SOURCE MATERIAL.
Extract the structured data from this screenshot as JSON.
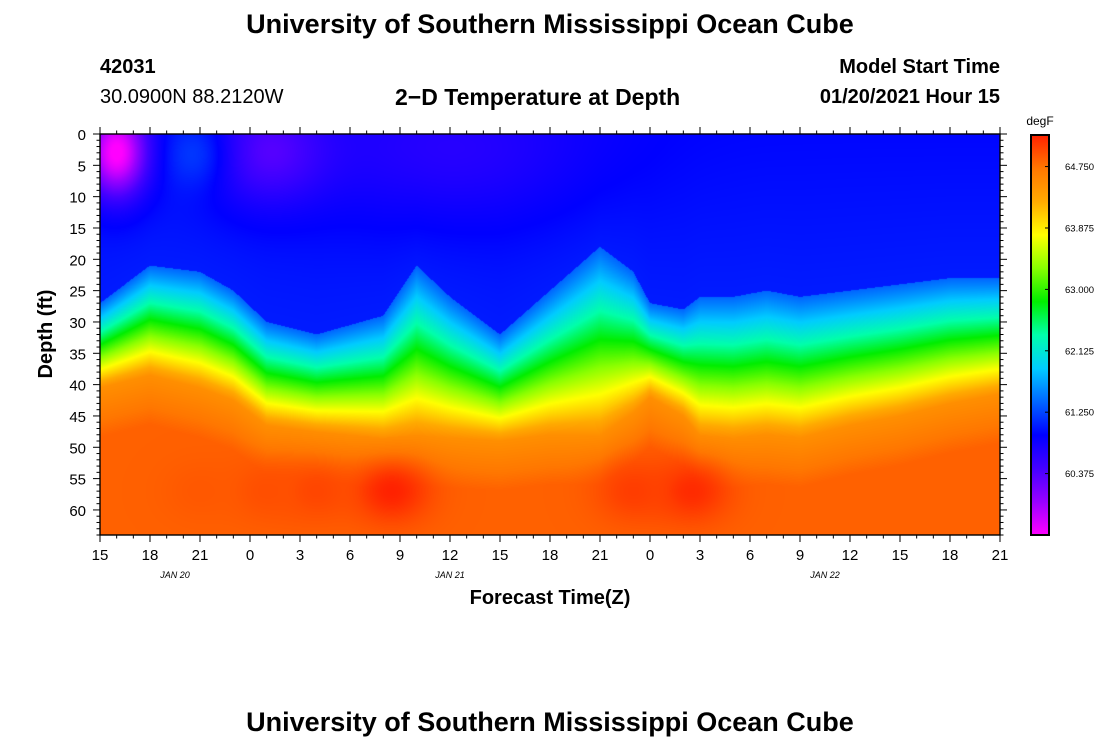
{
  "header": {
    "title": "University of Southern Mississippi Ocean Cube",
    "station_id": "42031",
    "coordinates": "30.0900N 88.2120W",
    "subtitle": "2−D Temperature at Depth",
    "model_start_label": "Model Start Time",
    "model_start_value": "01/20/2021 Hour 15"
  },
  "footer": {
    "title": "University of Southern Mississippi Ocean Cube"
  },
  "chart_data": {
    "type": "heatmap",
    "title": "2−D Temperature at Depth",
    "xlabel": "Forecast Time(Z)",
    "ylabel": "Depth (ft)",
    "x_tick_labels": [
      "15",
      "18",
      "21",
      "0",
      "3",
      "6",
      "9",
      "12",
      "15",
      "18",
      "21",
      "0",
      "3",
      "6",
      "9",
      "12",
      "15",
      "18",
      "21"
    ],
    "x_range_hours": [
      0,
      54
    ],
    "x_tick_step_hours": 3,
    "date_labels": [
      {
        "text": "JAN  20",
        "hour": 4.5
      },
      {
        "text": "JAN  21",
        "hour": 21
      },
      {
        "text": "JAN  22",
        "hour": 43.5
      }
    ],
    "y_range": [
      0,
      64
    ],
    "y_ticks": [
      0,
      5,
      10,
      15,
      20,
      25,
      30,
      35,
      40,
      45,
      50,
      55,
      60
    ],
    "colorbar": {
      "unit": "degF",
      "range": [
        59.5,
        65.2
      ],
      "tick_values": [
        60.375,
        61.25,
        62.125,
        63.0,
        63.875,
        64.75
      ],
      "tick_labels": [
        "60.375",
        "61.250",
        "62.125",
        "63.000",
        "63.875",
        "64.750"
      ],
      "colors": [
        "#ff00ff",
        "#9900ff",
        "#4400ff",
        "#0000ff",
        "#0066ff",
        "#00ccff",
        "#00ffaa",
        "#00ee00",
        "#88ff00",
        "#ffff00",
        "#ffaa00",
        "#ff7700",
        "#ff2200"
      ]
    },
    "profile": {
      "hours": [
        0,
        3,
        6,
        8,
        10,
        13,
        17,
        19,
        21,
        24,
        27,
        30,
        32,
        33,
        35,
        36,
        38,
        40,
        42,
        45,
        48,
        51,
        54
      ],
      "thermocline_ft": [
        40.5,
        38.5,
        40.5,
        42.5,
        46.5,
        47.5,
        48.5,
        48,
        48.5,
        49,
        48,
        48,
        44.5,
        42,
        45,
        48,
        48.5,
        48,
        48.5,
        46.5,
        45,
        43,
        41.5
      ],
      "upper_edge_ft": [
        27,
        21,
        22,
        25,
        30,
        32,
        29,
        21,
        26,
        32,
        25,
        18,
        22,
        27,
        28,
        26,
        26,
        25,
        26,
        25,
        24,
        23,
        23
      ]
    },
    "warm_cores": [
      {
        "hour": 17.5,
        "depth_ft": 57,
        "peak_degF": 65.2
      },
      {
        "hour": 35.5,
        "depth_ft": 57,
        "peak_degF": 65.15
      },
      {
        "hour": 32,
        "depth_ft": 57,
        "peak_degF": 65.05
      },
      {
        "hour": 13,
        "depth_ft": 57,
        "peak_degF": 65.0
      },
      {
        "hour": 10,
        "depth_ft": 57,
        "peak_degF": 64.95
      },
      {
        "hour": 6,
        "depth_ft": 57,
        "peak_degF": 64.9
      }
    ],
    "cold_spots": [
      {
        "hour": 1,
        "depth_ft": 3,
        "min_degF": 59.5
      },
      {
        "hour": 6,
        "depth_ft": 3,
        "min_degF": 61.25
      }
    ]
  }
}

WRITTEN INSTRUCTION. Leave out the pictures and copy every record above exactly.

OUTPUT.
Extract the structured data from this screenshot as JSON.
{
  "header": {
    "title": "University of Southern Mississippi Ocean Cube",
    "station_id": "42031",
    "coordinates": "30.0900N 88.2120W",
    "subtitle": "2−D Temperature at Depth",
    "model_start_label": "Model Start Time",
    "model_start_value": "01/20/2021 Hour 15"
  },
  "footer": {
    "title": "University of Southern Mississippi Ocean Cube"
  },
  "chart_data": {
    "type": "heatmap",
    "title": "2−D Temperature at Depth",
    "xlabel": "Forecast Time(Z)",
    "ylabel": "Depth (ft)",
    "x_tick_labels": [
      "15",
      "18",
      "21",
      "0",
      "3",
      "6",
      "9",
      "12",
      "15",
      "18",
      "21",
      "0",
      "3",
      "6",
      "9",
      "12",
      "15",
      "18",
      "21"
    ],
    "x_range_hours": [
      0,
      54
    ],
    "x_tick_step_hours": 3,
    "date_labels": [
      {
        "text": "JAN  20",
        "hour": 4.5
      },
      {
        "text": "JAN  21",
        "hour": 21
      },
      {
        "text": "JAN  22",
        "hour": 43.5
      }
    ],
    "y_range": [
      0,
      64
    ],
    "y_ticks": [
      0,
      5,
      10,
      15,
      20,
      25,
      30,
      35,
      40,
      45,
      50,
      55,
      60
    ],
    "colorbar": {
      "unit": "degF",
      "range": [
        59.5,
        65.2
      ],
      "tick_values": [
        60.375,
        61.25,
        62.125,
        63.0,
        63.875,
        64.75
      ],
      "tick_labels": [
        "60.375",
        "61.250",
        "62.125",
        "63.000",
        "63.875",
        "64.750"
      ],
      "colors": [
        "#ff00ff",
        "#9900ff",
        "#4400ff",
        "#0000ff",
        "#0066ff",
        "#00ccff",
        "#00ffaa",
        "#00ee00",
        "#88ff00",
        "#ffff00",
        "#ffaa00",
        "#ff7700",
        "#ff2200"
      ]
    },
    "profile": {
      "hours": [
        0,
        3,
        6,
        8,
        10,
        13,
        17,
        19,
        21,
        24,
        27,
        30,
        32,
        33,
        35,
        36,
        38,
        40,
        42,
        45,
        48,
        51,
        54
      ],
      "thermocline_ft": [
        40.5,
        38.5,
        40.5,
        42.5,
        46.5,
        47.5,
        48.5,
        48,
        48.5,
        49,
        48,
        48,
        44.5,
        42,
        45,
        48,
        48.5,
        48,
        48.5,
        46.5,
        45,
        43,
        41.5
      ],
      "upper_edge_ft": [
        27,
        21,
        22,
        25,
        30,
        32,
        29,
        21,
        26,
        32,
        25,
        18,
        22,
        27,
        28,
        26,
        26,
        25,
        26,
        25,
        24,
        23,
        23
      ]
    },
    "warm_cores": [
      {
        "hour": 17.5,
        "depth_ft": 57,
        "peak_degF": 65.2
      },
      {
        "hour": 35.5,
        "depth_ft": 57,
        "peak_degF": 65.15
      },
      {
        "hour": 32,
        "depth_ft": 57,
        "peak_degF": 65.05
      },
      {
        "hour": 13,
        "depth_ft": 57,
        "peak_degF": 65.0
      },
      {
        "hour": 10,
        "depth_ft": 57,
        "peak_degF": 64.95
      },
      {
        "hour": 6,
        "depth_ft": 57,
        "peak_degF": 64.9
      }
    ],
    "cold_spots": [
      {
        "hour": 1,
        "depth_ft": 3,
        "min_degF": 59.5
      },
      {
        "hour": 6,
        "depth_ft": 3,
        "min_degF": 61.25
      }
    ]
  }
}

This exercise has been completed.